* begin *

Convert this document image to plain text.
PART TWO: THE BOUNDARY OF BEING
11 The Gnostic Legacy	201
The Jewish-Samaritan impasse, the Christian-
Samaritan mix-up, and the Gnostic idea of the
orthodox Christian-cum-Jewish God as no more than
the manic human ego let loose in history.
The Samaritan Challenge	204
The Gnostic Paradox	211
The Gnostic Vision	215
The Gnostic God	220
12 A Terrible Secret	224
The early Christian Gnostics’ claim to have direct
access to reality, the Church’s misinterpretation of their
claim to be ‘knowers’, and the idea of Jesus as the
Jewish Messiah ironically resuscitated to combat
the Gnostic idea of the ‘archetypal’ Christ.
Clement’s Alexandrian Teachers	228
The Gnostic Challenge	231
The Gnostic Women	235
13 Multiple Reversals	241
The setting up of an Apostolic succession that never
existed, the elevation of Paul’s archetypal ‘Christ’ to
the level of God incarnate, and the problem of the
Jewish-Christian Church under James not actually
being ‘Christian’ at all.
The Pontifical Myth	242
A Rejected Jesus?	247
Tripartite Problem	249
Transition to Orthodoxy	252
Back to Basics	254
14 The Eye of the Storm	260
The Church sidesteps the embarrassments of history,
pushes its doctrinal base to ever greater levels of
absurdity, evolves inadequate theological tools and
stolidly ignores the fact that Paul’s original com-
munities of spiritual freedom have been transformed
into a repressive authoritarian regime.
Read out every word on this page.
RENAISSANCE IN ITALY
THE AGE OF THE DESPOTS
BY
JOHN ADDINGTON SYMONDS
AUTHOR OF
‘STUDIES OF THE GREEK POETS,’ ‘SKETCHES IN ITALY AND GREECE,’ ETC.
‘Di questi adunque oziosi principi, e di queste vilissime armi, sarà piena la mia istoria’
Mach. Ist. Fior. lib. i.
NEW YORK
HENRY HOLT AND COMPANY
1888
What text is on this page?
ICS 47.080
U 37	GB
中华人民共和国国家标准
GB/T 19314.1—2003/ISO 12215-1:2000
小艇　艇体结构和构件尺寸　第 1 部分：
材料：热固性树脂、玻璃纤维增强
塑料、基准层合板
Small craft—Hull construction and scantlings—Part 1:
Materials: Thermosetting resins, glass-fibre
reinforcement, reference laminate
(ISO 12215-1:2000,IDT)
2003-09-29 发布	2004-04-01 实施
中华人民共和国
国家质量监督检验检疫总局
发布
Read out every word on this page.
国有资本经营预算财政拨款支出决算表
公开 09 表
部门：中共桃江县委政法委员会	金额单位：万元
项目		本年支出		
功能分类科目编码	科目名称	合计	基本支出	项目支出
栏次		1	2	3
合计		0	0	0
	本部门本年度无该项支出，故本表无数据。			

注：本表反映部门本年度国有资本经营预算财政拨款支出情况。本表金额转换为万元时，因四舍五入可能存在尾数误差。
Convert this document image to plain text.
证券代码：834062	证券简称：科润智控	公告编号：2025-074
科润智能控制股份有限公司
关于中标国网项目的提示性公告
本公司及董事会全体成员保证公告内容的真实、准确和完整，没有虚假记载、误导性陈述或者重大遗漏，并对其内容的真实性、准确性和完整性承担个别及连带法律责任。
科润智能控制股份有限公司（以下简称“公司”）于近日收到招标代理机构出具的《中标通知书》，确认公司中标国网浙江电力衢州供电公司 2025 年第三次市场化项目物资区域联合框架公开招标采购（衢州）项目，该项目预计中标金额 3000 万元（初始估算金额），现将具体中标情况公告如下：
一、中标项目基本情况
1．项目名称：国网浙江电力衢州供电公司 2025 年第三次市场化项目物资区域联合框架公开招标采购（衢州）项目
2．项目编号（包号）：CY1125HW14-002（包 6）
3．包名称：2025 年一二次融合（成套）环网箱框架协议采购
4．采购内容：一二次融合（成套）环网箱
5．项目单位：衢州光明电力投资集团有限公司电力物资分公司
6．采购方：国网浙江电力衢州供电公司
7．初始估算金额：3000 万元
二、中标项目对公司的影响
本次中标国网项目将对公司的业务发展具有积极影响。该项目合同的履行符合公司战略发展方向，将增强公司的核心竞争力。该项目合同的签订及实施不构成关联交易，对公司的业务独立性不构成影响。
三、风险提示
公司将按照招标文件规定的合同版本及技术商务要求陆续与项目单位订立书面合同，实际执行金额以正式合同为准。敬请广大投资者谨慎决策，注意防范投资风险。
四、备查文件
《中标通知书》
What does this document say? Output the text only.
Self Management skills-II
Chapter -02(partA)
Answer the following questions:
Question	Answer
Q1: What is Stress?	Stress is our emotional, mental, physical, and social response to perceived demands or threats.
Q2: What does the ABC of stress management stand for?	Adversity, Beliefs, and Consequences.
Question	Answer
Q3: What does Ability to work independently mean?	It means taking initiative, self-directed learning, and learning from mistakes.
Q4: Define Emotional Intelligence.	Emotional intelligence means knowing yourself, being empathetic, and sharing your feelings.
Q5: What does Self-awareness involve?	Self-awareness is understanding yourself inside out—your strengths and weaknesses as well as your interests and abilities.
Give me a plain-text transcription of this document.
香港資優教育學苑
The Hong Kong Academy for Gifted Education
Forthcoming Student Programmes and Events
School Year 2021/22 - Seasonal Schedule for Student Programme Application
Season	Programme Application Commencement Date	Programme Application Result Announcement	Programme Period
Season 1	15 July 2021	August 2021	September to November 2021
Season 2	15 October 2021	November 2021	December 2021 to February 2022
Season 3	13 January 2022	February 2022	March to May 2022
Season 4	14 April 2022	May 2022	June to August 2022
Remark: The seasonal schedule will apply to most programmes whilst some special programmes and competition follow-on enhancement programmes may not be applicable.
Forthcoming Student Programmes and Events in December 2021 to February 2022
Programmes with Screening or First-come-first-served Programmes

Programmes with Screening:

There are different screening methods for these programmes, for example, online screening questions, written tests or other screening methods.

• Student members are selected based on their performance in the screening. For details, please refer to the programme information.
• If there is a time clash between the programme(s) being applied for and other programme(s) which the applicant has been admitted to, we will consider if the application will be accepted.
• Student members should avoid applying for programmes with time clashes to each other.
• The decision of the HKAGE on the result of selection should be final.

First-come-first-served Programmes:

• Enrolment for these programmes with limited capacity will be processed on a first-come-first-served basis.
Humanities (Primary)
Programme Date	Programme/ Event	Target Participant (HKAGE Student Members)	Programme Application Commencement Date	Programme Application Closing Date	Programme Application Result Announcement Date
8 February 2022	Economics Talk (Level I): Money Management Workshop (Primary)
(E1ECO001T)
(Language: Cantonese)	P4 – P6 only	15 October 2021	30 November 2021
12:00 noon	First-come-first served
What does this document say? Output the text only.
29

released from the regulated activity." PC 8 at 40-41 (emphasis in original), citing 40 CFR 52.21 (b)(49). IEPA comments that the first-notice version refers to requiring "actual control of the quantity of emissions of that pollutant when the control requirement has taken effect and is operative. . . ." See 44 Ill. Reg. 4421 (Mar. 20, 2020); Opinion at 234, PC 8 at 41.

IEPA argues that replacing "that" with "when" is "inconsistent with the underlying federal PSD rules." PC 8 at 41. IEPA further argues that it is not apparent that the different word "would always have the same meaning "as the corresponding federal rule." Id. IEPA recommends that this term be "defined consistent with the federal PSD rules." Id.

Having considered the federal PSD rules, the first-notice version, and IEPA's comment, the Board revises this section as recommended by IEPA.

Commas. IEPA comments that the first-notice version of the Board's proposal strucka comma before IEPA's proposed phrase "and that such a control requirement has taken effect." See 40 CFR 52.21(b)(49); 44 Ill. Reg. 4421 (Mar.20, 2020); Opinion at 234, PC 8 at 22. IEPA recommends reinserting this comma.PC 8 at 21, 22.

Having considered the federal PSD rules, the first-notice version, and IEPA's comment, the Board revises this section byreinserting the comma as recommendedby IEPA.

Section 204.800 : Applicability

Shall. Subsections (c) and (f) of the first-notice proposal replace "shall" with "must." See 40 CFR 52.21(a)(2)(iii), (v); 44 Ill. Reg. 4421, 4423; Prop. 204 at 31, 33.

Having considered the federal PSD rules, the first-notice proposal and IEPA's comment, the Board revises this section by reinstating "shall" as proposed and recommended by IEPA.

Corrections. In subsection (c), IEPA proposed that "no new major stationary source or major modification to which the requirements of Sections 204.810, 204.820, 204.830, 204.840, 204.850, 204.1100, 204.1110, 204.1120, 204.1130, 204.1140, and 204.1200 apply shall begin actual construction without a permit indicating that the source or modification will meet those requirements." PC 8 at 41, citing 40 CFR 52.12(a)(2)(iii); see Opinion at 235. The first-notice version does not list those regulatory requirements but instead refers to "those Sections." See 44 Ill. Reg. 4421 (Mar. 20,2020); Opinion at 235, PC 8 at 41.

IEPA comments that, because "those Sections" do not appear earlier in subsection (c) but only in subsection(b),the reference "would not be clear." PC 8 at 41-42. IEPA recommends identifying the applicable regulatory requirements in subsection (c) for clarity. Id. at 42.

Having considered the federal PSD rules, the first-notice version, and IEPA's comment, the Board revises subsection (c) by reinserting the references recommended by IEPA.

* end *

What is the number of lines in the listing that include the word "Announcement"? Give that number and nothing else.

2